[Start WORKING DATA]

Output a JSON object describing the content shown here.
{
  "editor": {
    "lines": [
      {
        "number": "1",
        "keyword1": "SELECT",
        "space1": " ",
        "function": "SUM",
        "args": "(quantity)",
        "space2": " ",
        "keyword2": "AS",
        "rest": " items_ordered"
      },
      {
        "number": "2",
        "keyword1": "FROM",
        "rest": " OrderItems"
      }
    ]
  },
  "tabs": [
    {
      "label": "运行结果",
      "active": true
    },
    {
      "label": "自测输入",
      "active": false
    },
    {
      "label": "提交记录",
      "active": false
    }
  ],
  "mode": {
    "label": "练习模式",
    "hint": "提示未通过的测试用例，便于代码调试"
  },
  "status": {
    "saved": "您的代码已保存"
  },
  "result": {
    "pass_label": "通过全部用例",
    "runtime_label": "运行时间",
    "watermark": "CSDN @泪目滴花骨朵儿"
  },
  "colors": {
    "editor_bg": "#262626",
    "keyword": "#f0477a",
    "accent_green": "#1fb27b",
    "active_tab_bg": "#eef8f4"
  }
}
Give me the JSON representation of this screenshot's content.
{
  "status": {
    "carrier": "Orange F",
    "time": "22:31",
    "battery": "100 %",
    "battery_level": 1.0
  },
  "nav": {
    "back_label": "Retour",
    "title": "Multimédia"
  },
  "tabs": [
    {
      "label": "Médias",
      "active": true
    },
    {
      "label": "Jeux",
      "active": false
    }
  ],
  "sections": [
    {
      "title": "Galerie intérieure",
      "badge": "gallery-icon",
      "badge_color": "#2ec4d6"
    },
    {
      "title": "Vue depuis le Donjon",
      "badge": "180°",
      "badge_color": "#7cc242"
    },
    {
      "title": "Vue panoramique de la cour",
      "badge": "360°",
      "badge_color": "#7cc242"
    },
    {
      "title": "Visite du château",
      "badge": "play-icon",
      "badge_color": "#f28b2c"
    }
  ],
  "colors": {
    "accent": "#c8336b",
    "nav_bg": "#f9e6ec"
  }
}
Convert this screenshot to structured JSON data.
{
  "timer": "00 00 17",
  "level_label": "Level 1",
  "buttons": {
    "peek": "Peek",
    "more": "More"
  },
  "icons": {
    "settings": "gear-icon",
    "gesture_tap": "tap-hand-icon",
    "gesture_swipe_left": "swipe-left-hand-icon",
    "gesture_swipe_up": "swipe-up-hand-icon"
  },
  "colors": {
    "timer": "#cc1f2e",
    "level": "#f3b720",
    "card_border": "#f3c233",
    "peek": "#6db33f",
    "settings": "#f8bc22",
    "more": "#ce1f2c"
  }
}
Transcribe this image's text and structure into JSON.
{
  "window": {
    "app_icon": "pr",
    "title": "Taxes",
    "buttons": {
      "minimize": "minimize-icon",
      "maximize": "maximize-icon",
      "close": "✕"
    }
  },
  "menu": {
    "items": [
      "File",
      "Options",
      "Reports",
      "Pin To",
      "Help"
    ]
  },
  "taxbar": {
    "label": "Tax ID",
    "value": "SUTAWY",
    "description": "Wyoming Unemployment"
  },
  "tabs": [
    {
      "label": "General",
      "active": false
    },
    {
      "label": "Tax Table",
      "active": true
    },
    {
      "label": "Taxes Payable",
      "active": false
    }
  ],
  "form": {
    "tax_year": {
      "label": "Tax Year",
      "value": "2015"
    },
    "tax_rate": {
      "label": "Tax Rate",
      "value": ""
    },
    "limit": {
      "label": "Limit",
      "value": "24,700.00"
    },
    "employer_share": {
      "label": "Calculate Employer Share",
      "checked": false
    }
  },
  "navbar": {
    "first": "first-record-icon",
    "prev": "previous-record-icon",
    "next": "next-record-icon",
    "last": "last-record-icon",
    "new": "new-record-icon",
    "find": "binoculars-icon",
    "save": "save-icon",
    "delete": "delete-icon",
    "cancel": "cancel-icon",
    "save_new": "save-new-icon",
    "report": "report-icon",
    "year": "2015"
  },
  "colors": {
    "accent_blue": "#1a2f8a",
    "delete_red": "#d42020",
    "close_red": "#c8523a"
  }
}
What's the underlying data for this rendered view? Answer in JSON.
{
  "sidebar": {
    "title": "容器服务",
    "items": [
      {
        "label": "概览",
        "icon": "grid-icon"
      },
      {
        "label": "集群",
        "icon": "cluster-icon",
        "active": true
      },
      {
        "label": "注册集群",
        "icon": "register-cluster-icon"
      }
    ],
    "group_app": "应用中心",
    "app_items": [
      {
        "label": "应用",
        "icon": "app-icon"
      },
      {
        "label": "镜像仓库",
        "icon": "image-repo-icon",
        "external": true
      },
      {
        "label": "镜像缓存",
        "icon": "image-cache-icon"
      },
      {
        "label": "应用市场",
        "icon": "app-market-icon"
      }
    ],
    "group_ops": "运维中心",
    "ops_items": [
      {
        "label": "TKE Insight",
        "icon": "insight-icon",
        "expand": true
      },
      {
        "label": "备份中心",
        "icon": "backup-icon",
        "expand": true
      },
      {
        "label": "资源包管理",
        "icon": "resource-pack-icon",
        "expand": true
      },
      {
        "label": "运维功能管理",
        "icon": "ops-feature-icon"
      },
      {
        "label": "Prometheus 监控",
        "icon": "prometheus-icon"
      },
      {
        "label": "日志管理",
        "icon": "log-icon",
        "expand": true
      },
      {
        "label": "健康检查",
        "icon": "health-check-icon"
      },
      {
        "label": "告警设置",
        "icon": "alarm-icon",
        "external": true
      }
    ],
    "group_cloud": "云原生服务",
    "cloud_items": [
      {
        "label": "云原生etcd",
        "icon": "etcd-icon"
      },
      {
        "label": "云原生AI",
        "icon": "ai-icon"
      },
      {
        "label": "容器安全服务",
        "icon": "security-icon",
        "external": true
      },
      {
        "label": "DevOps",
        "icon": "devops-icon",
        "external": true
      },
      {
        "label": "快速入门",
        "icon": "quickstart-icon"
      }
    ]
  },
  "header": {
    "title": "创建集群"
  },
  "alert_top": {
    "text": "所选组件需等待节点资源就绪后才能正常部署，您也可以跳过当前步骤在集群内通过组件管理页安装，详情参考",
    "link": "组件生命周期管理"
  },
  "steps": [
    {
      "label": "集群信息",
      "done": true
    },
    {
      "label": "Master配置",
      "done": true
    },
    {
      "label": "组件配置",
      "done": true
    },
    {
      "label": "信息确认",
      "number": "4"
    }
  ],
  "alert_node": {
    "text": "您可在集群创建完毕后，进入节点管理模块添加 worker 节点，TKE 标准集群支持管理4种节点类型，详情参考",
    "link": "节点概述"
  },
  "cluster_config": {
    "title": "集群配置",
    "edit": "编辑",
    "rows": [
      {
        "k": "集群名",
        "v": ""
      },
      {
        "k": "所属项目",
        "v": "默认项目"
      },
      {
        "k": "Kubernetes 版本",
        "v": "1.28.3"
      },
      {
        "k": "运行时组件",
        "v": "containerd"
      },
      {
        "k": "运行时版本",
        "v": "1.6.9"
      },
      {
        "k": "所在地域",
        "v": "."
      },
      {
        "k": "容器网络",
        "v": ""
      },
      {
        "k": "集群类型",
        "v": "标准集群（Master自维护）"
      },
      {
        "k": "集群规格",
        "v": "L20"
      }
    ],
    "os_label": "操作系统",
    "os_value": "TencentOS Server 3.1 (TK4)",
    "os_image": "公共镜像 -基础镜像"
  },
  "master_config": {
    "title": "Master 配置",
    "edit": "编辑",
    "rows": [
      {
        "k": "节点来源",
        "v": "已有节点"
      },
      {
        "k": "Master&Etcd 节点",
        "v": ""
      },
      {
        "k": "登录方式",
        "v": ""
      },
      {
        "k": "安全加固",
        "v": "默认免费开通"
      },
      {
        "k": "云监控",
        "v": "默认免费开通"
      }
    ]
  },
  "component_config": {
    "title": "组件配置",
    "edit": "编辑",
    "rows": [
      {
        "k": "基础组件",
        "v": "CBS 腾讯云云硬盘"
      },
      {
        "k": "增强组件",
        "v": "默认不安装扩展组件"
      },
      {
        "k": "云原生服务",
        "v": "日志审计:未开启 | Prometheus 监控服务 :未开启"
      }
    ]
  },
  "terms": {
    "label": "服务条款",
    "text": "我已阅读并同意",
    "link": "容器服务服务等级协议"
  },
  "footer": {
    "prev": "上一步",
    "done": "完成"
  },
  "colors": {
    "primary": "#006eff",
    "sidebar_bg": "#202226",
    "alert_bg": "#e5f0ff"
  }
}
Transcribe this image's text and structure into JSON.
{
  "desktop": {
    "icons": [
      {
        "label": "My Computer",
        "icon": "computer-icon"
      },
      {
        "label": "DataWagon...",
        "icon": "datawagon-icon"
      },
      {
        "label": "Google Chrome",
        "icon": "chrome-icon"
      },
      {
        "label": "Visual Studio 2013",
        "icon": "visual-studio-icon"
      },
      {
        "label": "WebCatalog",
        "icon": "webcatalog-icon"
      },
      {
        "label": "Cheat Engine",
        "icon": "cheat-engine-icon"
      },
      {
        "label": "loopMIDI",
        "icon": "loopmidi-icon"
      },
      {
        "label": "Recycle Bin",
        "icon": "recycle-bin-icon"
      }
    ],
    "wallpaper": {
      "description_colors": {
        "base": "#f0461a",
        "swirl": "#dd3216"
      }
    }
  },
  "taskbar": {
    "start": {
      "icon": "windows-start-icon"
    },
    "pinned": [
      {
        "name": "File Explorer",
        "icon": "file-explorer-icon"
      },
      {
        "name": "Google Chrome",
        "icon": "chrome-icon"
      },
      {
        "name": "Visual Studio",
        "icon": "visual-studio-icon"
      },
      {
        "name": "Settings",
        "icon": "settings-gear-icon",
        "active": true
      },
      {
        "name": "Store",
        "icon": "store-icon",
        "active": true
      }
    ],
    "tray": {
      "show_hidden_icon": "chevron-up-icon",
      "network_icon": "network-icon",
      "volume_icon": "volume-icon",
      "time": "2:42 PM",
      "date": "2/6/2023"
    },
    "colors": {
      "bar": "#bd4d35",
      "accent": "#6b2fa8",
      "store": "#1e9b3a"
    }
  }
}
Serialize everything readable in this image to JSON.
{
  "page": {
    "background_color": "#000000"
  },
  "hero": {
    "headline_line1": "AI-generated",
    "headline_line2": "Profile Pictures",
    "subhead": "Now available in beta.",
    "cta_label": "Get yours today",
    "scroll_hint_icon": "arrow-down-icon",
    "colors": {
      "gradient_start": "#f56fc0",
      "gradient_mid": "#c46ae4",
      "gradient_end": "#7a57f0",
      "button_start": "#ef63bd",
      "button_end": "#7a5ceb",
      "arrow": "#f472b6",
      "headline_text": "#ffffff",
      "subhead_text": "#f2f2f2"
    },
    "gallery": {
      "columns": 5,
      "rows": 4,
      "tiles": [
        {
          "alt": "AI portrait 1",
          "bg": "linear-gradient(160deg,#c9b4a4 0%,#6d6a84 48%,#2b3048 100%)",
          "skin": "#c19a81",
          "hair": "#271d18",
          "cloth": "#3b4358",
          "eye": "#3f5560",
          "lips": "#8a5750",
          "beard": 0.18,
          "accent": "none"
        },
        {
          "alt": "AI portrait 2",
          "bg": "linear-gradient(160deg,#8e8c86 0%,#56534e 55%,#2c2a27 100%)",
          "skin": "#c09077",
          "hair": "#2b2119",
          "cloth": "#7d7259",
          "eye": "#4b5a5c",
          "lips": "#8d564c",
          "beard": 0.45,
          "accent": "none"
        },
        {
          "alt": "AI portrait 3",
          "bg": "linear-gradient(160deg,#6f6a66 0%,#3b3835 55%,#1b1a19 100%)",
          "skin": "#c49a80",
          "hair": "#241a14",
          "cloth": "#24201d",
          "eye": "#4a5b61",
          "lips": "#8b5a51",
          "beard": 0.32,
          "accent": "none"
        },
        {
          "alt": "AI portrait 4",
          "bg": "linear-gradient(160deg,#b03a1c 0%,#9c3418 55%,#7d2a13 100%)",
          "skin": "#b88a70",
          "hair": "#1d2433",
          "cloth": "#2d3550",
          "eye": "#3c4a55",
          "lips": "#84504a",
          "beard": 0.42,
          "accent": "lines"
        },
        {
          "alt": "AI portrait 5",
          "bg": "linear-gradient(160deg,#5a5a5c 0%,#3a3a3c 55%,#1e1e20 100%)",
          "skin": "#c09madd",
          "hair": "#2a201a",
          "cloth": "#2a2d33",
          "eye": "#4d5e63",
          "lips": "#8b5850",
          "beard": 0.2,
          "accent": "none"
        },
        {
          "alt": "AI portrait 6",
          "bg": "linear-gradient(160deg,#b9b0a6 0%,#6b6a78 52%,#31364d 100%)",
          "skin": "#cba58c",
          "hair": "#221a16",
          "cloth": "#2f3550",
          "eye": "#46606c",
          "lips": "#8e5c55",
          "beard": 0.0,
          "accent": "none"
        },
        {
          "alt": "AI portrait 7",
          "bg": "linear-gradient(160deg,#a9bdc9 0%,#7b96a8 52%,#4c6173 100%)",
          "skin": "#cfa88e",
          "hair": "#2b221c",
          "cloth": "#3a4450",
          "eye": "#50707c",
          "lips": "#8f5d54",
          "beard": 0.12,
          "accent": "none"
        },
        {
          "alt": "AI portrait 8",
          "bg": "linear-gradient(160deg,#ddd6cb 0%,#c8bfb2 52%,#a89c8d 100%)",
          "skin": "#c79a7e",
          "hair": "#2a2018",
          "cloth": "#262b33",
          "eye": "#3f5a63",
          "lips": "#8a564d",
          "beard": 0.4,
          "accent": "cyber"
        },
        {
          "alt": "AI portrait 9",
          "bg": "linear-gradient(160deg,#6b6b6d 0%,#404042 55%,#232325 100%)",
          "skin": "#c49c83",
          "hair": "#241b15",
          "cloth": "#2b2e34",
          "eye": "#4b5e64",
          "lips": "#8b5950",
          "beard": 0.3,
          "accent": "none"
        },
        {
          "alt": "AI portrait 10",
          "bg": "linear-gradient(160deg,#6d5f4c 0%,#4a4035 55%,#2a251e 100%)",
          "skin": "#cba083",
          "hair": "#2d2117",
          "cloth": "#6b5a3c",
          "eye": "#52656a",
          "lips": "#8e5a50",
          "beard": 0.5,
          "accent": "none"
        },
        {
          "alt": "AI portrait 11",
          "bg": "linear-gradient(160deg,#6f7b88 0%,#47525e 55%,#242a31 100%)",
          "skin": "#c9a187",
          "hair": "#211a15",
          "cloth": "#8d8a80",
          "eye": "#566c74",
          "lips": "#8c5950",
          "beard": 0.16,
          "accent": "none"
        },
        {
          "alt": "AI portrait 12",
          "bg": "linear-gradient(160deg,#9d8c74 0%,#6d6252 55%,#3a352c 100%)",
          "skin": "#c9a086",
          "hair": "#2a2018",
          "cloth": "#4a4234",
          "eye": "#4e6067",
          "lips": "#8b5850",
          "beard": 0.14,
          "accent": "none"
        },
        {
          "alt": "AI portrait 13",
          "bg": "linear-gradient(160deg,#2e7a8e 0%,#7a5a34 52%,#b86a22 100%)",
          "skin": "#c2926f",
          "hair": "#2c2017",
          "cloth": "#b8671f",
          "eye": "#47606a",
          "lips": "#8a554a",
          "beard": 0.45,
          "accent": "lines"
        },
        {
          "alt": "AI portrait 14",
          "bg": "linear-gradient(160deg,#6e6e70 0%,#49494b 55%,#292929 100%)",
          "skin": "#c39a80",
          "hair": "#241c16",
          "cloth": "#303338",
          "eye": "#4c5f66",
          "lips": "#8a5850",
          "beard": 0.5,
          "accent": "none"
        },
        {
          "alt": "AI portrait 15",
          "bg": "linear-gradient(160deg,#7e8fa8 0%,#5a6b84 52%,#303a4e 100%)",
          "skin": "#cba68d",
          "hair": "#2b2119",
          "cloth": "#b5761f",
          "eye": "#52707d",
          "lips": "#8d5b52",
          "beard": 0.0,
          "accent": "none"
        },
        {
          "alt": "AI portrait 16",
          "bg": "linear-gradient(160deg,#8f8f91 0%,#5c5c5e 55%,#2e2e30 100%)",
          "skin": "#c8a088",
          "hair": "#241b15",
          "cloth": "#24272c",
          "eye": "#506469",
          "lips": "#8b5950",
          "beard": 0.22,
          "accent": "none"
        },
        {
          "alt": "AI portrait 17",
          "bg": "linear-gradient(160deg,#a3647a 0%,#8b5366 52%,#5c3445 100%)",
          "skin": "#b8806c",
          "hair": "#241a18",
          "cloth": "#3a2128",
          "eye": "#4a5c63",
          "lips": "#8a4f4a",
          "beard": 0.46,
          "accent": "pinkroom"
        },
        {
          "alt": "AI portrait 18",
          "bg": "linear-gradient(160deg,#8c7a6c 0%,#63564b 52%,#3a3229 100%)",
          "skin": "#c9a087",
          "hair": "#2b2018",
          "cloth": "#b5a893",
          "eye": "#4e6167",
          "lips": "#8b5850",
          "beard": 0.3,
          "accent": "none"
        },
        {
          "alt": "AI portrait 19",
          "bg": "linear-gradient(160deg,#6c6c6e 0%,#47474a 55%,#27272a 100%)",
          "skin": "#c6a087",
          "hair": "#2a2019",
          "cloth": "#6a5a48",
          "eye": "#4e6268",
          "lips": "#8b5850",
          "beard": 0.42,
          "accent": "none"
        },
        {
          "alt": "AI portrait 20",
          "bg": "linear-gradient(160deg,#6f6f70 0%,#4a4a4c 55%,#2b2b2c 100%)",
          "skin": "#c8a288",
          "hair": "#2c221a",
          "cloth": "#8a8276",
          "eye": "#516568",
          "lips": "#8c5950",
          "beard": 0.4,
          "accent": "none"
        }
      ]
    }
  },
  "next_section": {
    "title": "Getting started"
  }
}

[End WORKING DATA]

- STATED TASK
Copy all lines from the material that contain "name".

- FINAL RESULT
        "name": "File Explorer",
        "name": "Google Chrome",
        "name": "Visual Studio",
        "name": "Settings",
        "name": "Store",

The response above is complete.